### Dataset entries

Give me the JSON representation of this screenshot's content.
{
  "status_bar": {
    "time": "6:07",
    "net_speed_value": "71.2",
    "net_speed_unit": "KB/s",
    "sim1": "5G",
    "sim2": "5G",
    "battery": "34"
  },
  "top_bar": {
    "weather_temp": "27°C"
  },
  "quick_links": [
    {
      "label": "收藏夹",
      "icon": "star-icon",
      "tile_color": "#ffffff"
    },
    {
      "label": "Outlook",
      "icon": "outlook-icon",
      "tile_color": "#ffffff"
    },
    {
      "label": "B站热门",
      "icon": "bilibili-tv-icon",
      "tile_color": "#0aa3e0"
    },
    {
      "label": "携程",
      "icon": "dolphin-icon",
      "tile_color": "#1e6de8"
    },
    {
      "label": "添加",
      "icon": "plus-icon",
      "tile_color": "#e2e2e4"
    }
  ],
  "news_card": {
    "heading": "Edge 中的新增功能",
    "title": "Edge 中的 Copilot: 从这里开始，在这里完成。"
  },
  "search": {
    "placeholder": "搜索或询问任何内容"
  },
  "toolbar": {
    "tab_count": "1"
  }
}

### TASK TO CARRY OUT
From the listing above, copy every line that holds the string "Edge".

### THE RESULT
    "heading": "Edge 中的新增功能",
    "title": "Edge 中的 Copilot: 从这里开始，在这里完成。"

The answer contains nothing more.